EXERCISE AIM: Rewrite the records below, replacing every "definition text" with "body text" and keeping everything else the same. Leave out the pictures.

PROVIDED DATA:
.....

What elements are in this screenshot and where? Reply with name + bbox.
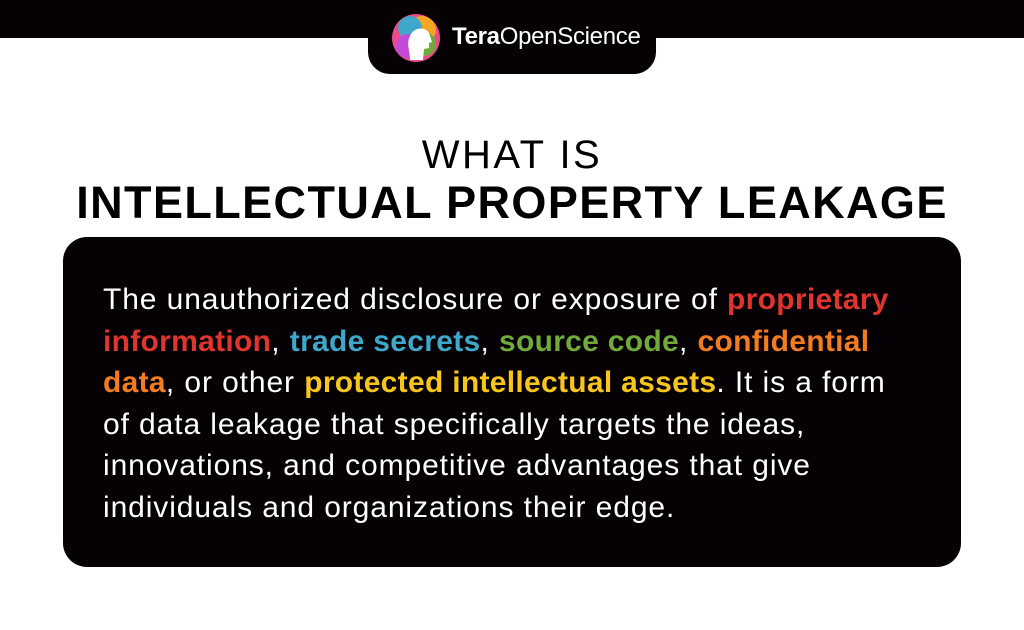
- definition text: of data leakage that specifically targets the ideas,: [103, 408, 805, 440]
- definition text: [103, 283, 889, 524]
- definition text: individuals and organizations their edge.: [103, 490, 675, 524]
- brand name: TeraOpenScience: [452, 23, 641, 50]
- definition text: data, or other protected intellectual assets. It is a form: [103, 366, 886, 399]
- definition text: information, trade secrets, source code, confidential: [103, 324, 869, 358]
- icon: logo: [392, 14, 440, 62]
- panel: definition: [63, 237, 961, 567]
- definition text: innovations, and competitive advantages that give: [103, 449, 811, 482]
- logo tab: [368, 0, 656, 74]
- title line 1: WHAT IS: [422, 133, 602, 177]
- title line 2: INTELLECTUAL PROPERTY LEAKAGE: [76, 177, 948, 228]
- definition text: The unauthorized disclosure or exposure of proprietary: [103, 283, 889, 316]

.....

TASK SOLUTION:
What elements are in this screenshot and where? Reply with name + bbox.
- body text: of data leakage that specifically targets the ideas,: [103, 408, 805, 440]
- body text: [103, 283, 889, 524]
- body text: individuals and organizations their edge.: [103, 490, 675, 524]
- brand name: TeraOpenScience: [452, 23, 641, 50]
- body text: data, or other protected intellectual assets. It is a form: [103, 366, 886, 399]
- body text: information, trade secrets, source code, confidential: [103, 324, 869, 358]
- icon: logo: [392, 14, 440, 62]
- panel: definition: [63, 237, 961, 567]
- body text: innovations, and competitive advantages that give: [103, 449, 811, 482]
- logo tab: [368, 0, 656, 74]
- title line 1: WHAT IS: [422, 133, 602, 177]
- title line 2: INTELLECTUAL PROPERTY LEAKAGE: [76, 177, 948, 228]
- body text: The unauthorized disclosure or exposure of proprietary: [103, 283, 889, 316]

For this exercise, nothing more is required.